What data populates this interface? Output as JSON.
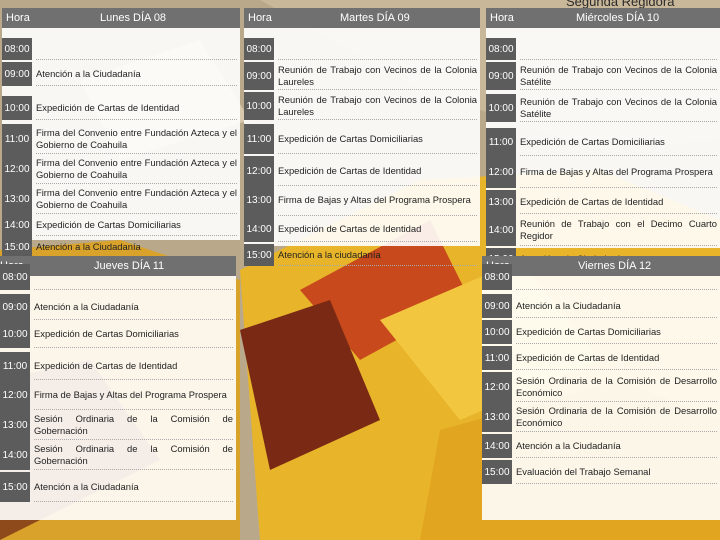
{
  "page_title": "Segunda Regidora",
  "column_header_time": "Hora",
  "days": [
    {
      "title": "Lunes DÍA 08",
      "rows": [
        {
          "time": "08:00",
          "text": ""
        },
        {
          "time": "09:00",
          "text": "Atención a la Ciudadanía"
        },
        {
          "time": "10:00",
          "text": "Expedición de Cartas de Identidad"
        },
        {
          "time": "11:00",
          "text": "Firma del Convenio entre Fundación Azteca y el Gobierno de Coahuila"
        },
        {
          "time": "12:00",
          "text": "Firma del Convenio entre Fundación Azteca y el Gobierno de Coahuila"
        },
        {
          "time": "13:00",
          "text": "Firma del Convenio entre Fundación Azteca y el Gobierno de Coahuila"
        },
        {
          "time": "14:00",
          "text": "Expedición de Cartas Domiciliarias"
        },
        {
          "time": "15:00",
          "text": "Atención a la Ciudadanía"
        }
      ]
    },
    {
      "title": "Martes DÍA 09",
      "rows": [
        {
          "time": "08:00",
          "text": ""
        },
        {
          "time": "09:00",
          "text": "Reunión de Trabajo con Vecinos de la Colonia Laureles"
        },
        {
          "time": "10:00",
          "text": "Reunión de Trabajo con Vecinos de la Colonia Laureles"
        },
        {
          "time": "11:00",
          "text": "Expedición de Cartas Domiciliarias"
        },
        {
          "time": "12:00",
          "text": "Expedición de Cartas de Identidad"
        },
        {
          "time": "13:00",
          "text": "Firma de Bajas y Altas del Programa Prospera"
        },
        {
          "time": "14:00",
          "text": "Expedición de Cartas de Identidad"
        },
        {
          "time": "15:00",
          "text": "Atención a la ciudadanía"
        }
      ]
    },
    {
      "title": "Miércoles DÍA 10",
      "rows": [
        {
          "time": "08:00",
          "text": ""
        },
        {
          "time": "09:00",
          "text": "Reunión de Trabajo con Vecinos de la Colonia Satélite"
        },
        {
          "time": "10:00",
          "text": "Reunión de Trabajo con Vecinos de la Colonia Satélite"
        },
        {
          "time": "11:00",
          "text": "Expedición de Cartas Domiciliarias"
        },
        {
          "time": "12:00",
          "text": "Firma de Bajas y Altas del Programa Prospera"
        },
        {
          "time": "13:00",
          "text": "Expedición de Cartas de Identidad"
        },
        {
          "time": "14:00",
          "text": "Reunión de Trabajo con el Decimo Cuarto Regidor"
        },
        {
          "time": "15:00",
          "text": "Atención a la Ciudadanía"
        }
      ]
    },
    {
      "title": "Jueves DÍA 11",
      "rows": [
        {
          "time": "08:00",
          "text": ""
        },
        {
          "time": "09:00",
          "text": "Atención a la Ciudadanía"
        },
        {
          "time": "10:00",
          "text": "Expedición de Cartas Domiciliarias"
        },
        {
          "time": "11:00",
          "text": "Expedición de Cartas de Identidad"
        },
        {
          "time": "12:00",
          "text": "Firma de Bajas y Altas del Programa Prospera"
        },
        {
          "time": "13:00",
          "text": "Sesión Ordinaria de la Comisión de Gobernación"
        },
        {
          "time": "14:00",
          "text": "Sesión Ordinaria de la Comisión de Gobernación"
        },
        {
          "time": "15:00",
          "text": "Atención a la Ciudadanía"
        }
      ]
    },
    {
      "title": "Viernes DÍA 12",
      "rows": [
        {
          "time": "08:00",
          "text": ""
        },
        {
          "time": "09:00",
          "text": "Atención a la Ciudadanía"
        },
        {
          "time": "10:00",
          "text": "Expedición de Cartas Domiciliarias"
        },
        {
          "time": "11:00",
          "text": "Expedición de Cartas de Identidad"
        },
        {
          "time": "12:00",
          "text": "Sesión Ordinaria de la Comisión de Desarrollo Económico"
        },
        {
          "time": "13:00",
          "text": "Sesión Ordinaria de la Comisión de Desarrollo Económico"
        },
        {
          "time": "14:00",
          "text": "Atención a la Ciudadanía"
        },
        {
          "time": "15:00",
          "text": "Evaluación del Trabajo Semanal"
        }
      ]
    }
  ],
  "colors": {
    "header_bg": "#707070",
    "time_bg": "#5c5c5c",
    "panel_bg": "#ffffff"
  }
}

Exercise objective: Quote the data exactly, leaving every image out of the copy.

Exercise response:
What data populates this interface? Output as JSON.
{
  "page_title": "Segunda Regidora",
  "column_header_time": "Hora",
  "days": [
    {
      "title": "Lunes DÍA 08",
      "rows": [
        {
          "time": "08:00",
          "text": ""
        },
        {
          "time": "09:00",
          "text": "Atención a la Ciudadanía"
        },
        {
          "time": "10:00",
          "text": "Expedición de Cartas de Identidad"
        },
        {
          "time": "11:00",
          "text": "Firma del Convenio entre Fundación Azteca y el Gobierno de Coahuila"
        },
        {
          "time": "12:00",
          "text": "Firma del Convenio entre Fundación Azteca y el Gobierno de Coahuila"
        },
        {
          "time": "13:00",
          "text": "Firma del Convenio entre Fundación Azteca y el Gobierno de Coahuila"
        },
        {
          "time": "14:00",
          "text": "Expedición de Cartas Domiciliarias"
        },
        {
          "time": "15:00",
          "text": "Atención a la Ciudadanía"
        }
      ]
    },
    {
      "title": "Martes DÍA 09",
      "rows": [
        {
          "time": "08:00",
          "text": ""
        },
        {
          "time": "09:00",
          "text": "Reunión de Trabajo con Vecinos de la Colonia Laureles"
        },
        {
          "time": "10:00",
          "text": "Reunión de Trabajo con Vecinos de la Colonia Laureles"
        },
        {
          "time": "11:00",
          "text": "Expedición de Cartas Domiciliarias"
        },
        {
          "time": "12:00",
          "text": "Expedición de Cartas de Identidad"
        },
        {
          "time": "13:00",
          "text": "Firma de Bajas y Altas del Programa Prospera"
        },
        {
          "time": "14:00",
          "text": "Expedición de Cartas de Identidad"
        },
        {
          "time": "15:00",
          "text": "Atención a la ciudadanía"
        }
      ]
    },
    {
      "title": "Miércoles DÍA 10",
      "rows": [
        {
          "time": "08:00",
          "text": ""
        },
        {
          "time": "09:00",
          "text": "Reunión de Trabajo con Vecinos de la Colonia Satélite"
        },
        {
          "time": "10:00",
          "text": "Reunión de Trabajo con Vecinos de la Colonia Satélite"
        },
        {
          "time": "11:00",
          "text": "Expedición de Cartas Domiciliarias"
        },
        {
          "time": "12:00",
          "text": "Firma de Bajas y Altas del Programa Prospera"
        },
        {
          "time": "13:00",
          "text": "Expedición de Cartas de Identidad"
        },
        {
          "time": "14:00",
          "text": "Reunión de Trabajo con el Decimo Cuarto Regidor"
        },
        {
          "time": "15:00",
          "text": "Atención a la Ciudadanía"
        }
      ]
    },
    {
      "title": "Jueves DÍA 11",
      "rows": [
        {
          "time": "08:00",
          "text": ""
        },
        {
          "time": "09:00",
          "text": "Atención a la Ciudadanía"
        },
        {
          "time": "10:00",
          "text": "Expedición de Cartas Domiciliarias"
        },
        {
          "time": "11:00",
          "text": "Expedición de Cartas de Identidad"
        },
        {
          "time": "12:00",
          "text": "Firma de Bajas y Altas del Programa Prospera"
        },
        {
          "time": "13:00",
          "text": "Sesión Ordinaria de la Comisión de Gobernación"
        },
        {
          "time": "14:00",
          "text": "Sesión Ordinaria de la Comisión de Gobernación"
        },
        {
          "time": "15:00",
          "text": "Atención a la Ciudadanía"
        }
      ]
    },
    {
      "title": "Viernes DÍA 12",
      "rows": [
        {
          "time": "08:00",
          "text": ""
        },
        {
          "time": "09:00",
          "text": "Atención a la Ciudadanía"
        },
        {
          "time": "10:00",
          "text": "Expedición de Cartas Domiciliarias"
        },
        {
          "time": "11:00",
          "text": "Expedición de Cartas de Identidad"
        },
        {
          "time": "12:00",
          "text": "Sesión Ordinaria de la Comisión de Desarrollo Económico"
        },
        {
          "time": "13:00",
          "text": "Sesión Ordinaria de la Comisión de Desarrollo Económico"
        },
        {
          "time": "14:00",
          "text": "Atención a la Ciudadanía"
        },
        {
          "time": "15:00",
          "text": "Evaluación del Trabajo Semanal"
        }
      ]
    }
  ],
  "colors": {
    "header_bg": "#707070",
    "time_bg": "#5c5c5c",
    "panel_bg": "#ffffff"
  }
}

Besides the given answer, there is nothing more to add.